## PROBLEM TO SOLVE:
Keep pictures out. Copy exactly the lines from the one containing "Read all visible content and emit it as JSON." to the one containing "Transcribe this image's", endpoints included.

## RECORDS FOR THIS TASK:
— Begin —

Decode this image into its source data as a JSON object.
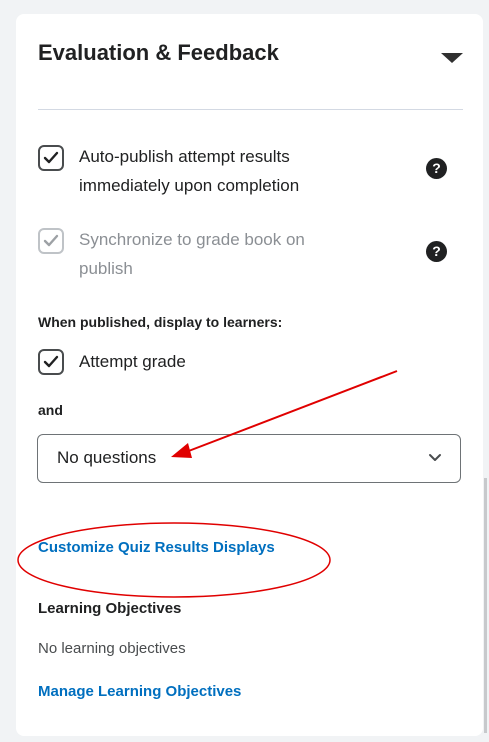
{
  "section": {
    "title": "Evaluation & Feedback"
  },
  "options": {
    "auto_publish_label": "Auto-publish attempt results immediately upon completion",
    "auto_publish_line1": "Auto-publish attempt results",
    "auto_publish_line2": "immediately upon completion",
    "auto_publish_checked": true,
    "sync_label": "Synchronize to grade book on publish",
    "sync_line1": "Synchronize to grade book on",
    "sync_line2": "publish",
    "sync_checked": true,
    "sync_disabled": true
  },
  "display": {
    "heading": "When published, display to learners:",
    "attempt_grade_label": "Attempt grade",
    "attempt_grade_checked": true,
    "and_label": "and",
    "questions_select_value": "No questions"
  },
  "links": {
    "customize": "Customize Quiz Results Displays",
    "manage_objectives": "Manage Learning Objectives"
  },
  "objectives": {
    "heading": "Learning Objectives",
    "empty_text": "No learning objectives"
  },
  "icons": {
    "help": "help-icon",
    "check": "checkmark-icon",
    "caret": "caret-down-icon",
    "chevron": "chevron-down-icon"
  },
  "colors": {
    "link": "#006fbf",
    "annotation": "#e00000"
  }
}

— End —
— Begin —

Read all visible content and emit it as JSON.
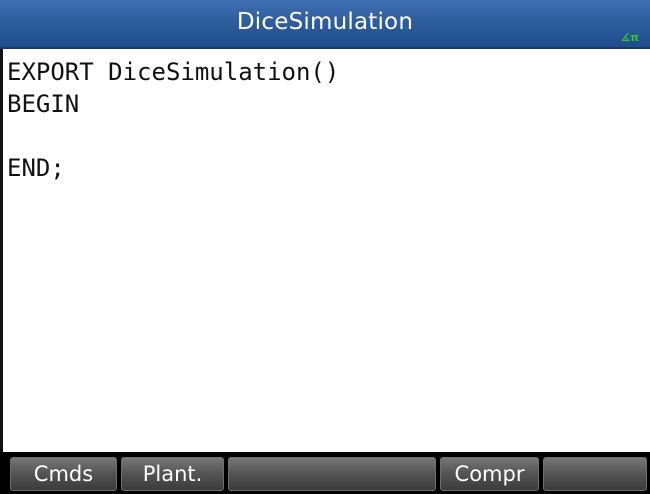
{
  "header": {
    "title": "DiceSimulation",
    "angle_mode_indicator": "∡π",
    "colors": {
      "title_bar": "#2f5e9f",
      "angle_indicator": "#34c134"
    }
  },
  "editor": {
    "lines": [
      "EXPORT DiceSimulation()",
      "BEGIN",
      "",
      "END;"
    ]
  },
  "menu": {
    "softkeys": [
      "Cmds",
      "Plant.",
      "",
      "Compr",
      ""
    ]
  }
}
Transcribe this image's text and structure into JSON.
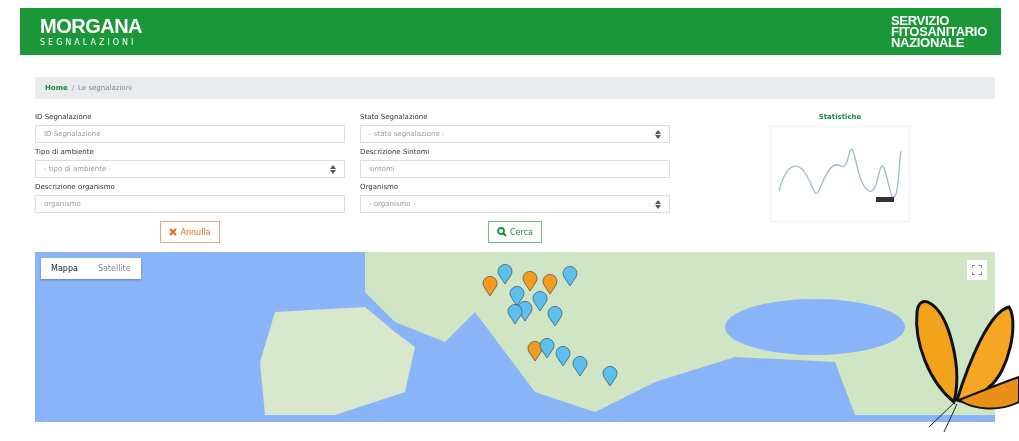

— End —

## RESPONSE FOR THIS EXERCISE:
Read all visible content and emit it as JSON.
{
  "header": {
    "title": "DiceSimulation",
    "angle_mode_indicator": "∡π",
    "colors": {
      "title_bar": "#2f5e9f",
      "angle_indicator": "#34c134"
    }
  },
  "editor": {
    "lines": [
      "EXPORT DiceSimulation()",
      "BEGIN",
      "",
      "END;"
    ]
  },
  "menu": {
    "softkeys": [
      "Cmds",
      "Plant.",
      "",
      "Compr",
      ""
    ]
  }
}
Transcribe this image's text and structure into JSON.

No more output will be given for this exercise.